■ **Task data**
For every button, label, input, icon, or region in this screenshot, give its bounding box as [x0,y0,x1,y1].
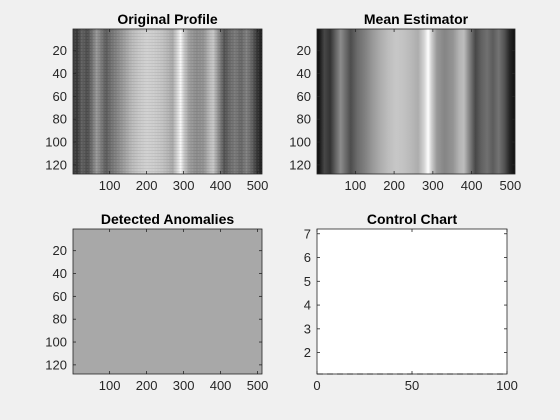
x-tick-label-detected-anomalies: 300 [173,378,195,393]
ticks-mean-estimator: 100 200 300 400 500 20 40 60 80 100 120 [289,29,521,193]
y-tick-label-control-chart: 6 [304,250,311,265]
x-tick-label-mean-estimator: 100 [345,178,367,193]
x-tick-label-detected-anomalies: 200 [136,378,158,393]
x-tick-label-original-profile: 400 [210,178,232,193]
x-tick-label-original-profile: 200 [136,178,158,193]
y-tick-label-original-profile: 120 [45,157,67,172]
y-tick-label-mean-estimator: 80 [297,112,311,127]
chart-title-mean-estimator: Mean Estimator [364,11,469,27]
ticks-detected-anomalies: 100 200 300 400 500 20 40 60 80 100 120 [45,229,268,393]
chart-title-control-chart: Control Chart [367,211,458,227]
x-tick-label-mean-estimator: 200 [383,178,405,193]
x-tick-label-mean-estimator: 400 [461,178,483,193]
ticks-original-profile: 100 200 300 400 500 20 40 60 80 100 120 [45,29,268,193]
chart-title-detected-anomalies: Detected Anomalies [101,211,235,227]
y-tick-label-detected-anomalies: 40 [53,266,67,281]
y-tick-label-control-chart: 4 [304,298,311,313]
y-tick-label-control-chart: 2 [304,345,311,360]
panel-mean-estimator: Mean Estimator 100 200 300 400 5002040608010… [289,11,521,193]
x-tick-label-original-profile: 300 [173,178,195,193]
ticks-control-chart: 0 50 100 2 3 4 5 6 7 [304,226,518,393]
y-tick-label-original-profile: 60 [53,89,67,104]
x-tick-label-mean-estimator: 500 [499,178,521,193]
y-tick-label-mean-estimator: 100 [289,135,311,150]
y-tick-label-original-profile: 80 [53,112,67,127]
axes-frame-detected-anomalies [72,228,263,375]
y-tick-label-detected-anomalies: 100 [45,335,67,350]
y-tick-label-detected-anomalies: 60 [53,289,67,304]
y-tick-label-original-profile: 20 [53,43,67,58]
axes-frame-original-profile [72,28,263,175]
y-tick-label-detected-anomalies: 80 [53,312,67,327]
x-tick-label-mean-estimator: 300 [422,178,444,193]
y-tick-label-control-chart: 3 [304,321,311,336]
heatmap-detected-anomalies [73,229,262,374]
y-tick-label-original-profile: 40 [53,66,67,81]
heatmap-mean-estimator [317,29,515,174]
x-tick-label-original-profile: 500 [247,178,269,193]
y-tick-label-detected-anomalies: 120 [45,357,67,372]
x-tick-label-control-chart: 0 [313,378,320,393]
heatmap-texture-original-profile [73,29,262,174]
x-tick-label-control-chart: 50 [405,378,419,393]
y-tick-label-mean-estimator: 20 [297,43,311,58]
x-tick-label-detected-anomalies: 100 [99,378,121,393]
y-tick-label-mean-estimator: 40 [297,66,311,81]
panel-original-profile: Original Profile 100 200 300 400 500 20 40 60 80… [45,11,268,193]
x-tick-label-detected-anomalies: 400 [210,378,232,393]
plot-area-control-chart [317,229,507,374]
x-tick-label-detected-anomalies: 500 [247,378,269,393]
x-tick-label-control-chart: 100 [496,378,518,393]
y-tick-label-control-chart: 5 [304,274,311,289]
y-tick-label-mean-estimator: 120 [289,157,311,172]
chart-title-original-profile: Original Profile [117,11,218,27]
panel-control-chart: Control Chart 0 50 100 2 3 4 5 6 7 [304,211,518,393]
y-tick-label-mean-estimator: 60 [297,89,311,104]
x-tick-label-original-profile: 100 [99,178,121,193]
panel-detected-anomalies: Detected Anomalies 100 200 300 400 500 20 40 60… [45,211,268,393]
y-tick-label-control-chart: 7 [304,226,311,241]
axes-frame-mean-estimator [316,28,516,175]
y-tick-label-detected-anomalies: 20 [53,243,67,258]
y-tick-label-original-profile: 100 [45,135,67,150]
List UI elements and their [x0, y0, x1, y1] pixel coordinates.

■ **Given task**
Copy every line above verbatim, leaving out the pictures.

■ **Output**
For every button, label, input, icon, or region in this screenshot, give its bounding box as [x0,y0,x1,y1].
x-tick-label-detected-anomalies: 300 [173,378,195,393]
ticks-mean-estimator: 100 200 300 400 500 20 40 60 80 100 120 [289,29,521,193]
y-tick-label-control-chart: 6 [304,250,311,265]
x-tick-label-mean-estimator: 100 [345,178,367,193]
x-tick-label-detected-anomalies: 200 [136,378,158,393]
x-tick-label-original-profile: 400 [210,178,232,193]
x-tick-label-original-profile: 200 [136,178,158,193]
y-tick-label-original-profile: 120 [45,157,67,172]
y-tick-label-mean-estimator: 80 [297,112,311,127]
chart-title-mean-estimator: Mean Estimator [364,11,469,27]
ticks-detected-anomalies: 100 200 300 400 500 20 40 60 80 100 120 [45,229,268,393]
chart-title-control-chart: Control Chart [367,211,458,227]
x-tick-label-mean-estimator: 200 [383,178,405,193]
x-tick-label-mean-estimator: 400 [461,178,483,193]
ticks-original-profile: 100 200 300 400 500 20 40 60 80 100 120 [45,29,268,193]
chart-title-detected-anomalies: Detected Anomalies [101,211,235,227]
y-tick-label-detected-anomalies: 40 [53,266,67,281]
y-tick-label-control-chart: 4 [304,298,311,313]
y-tick-label-control-chart: 2 [304,345,311,360]
panel-mean-estimator: Mean Estimator 100 200 300 400 5002040608010… [289,11,521,193]
x-tick-label-original-profile: 300 [173,178,195,193]
ticks-control-chart: 0 50 100 2 3 4 5 6 7 [304,226,518,393]
y-tick-label-original-profile: 60 [53,89,67,104]
x-tick-label-mean-estimator: 500 [499,178,521,193]
y-tick-label-mean-estimator: 100 [289,135,311,150]
y-tick-label-original-profile: 80 [53,112,67,127]
axes-frame-detected-anomalies [72,228,263,375]
y-tick-label-detected-anomalies: 100 [45,335,67,350]
y-tick-label-detected-anomalies: 60 [53,289,67,304]
y-tick-label-original-profile: 20 [53,43,67,58]
axes-frame-original-profile [72,28,263,175]
y-tick-label-detected-anomalies: 80 [53,312,67,327]
x-tick-label-mean-estimator: 300 [422,178,444,193]
y-tick-label-control-chart: 3 [304,321,311,336]
heatmap-detected-anomalies [73,229,262,374]
y-tick-label-original-profile: 40 [53,66,67,81]
heatmap-mean-estimator [317,29,515,174]
x-tick-label-original-profile: 500 [247,178,269,193]
y-tick-label-detected-anomalies: 120 [45,357,67,372]
x-tick-label-control-chart: 0 [313,378,320,393]
heatmap-texture-original-profile [73,29,262,174]
x-tick-label-control-chart: 50 [405,378,419,393]
y-tick-label-mean-estimator: 20 [297,43,311,58]
x-tick-label-detected-anomalies: 100 [99,378,121,393]
y-tick-label-mean-estimator: 40 [297,66,311,81]
panel-original-profile: Original Profile 100 200 300 400 500 20 40 60 80… [45,11,268,193]
x-tick-label-detected-anomalies: 400 [210,378,232,393]
plot-area-control-chart [317,229,507,374]
x-tick-label-detected-anomalies: 500 [247,378,269,393]
x-tick-label-control-chart: 100 [496,378,518,393]
y-tick-label-control-chart: 5 [304,274,311,289]
y-tick-label-mean-estimator: 120 [289,157,311,172]
chart-title-original-profile: Original Profile [117,11,218,27]
panel-control-chart: Control Chart 0 50 100 2 3 4 5 6 7 [304,211,518,393]
y-tick-label-mean-estimator: 60 [297,89,311,104]
x-tick-label-original-profile: 100 [99,178,121,193]
panel-detected-anomalies: Detected Anomalies 100 200 300 400 500 20 40 60… [45,211,268,393]
y-tick-label-control-chart: 7 [304,226,311,241]
axes-frame-mean-estimator [316,28,516,175]
y-tick-label-detected-anomalies: 20 [53,243,67,258]
y-tick-label-original-profile: 100 [45,135,67,150]
List UI elements and their [x0, y0, x1, y1] pixel coordinates.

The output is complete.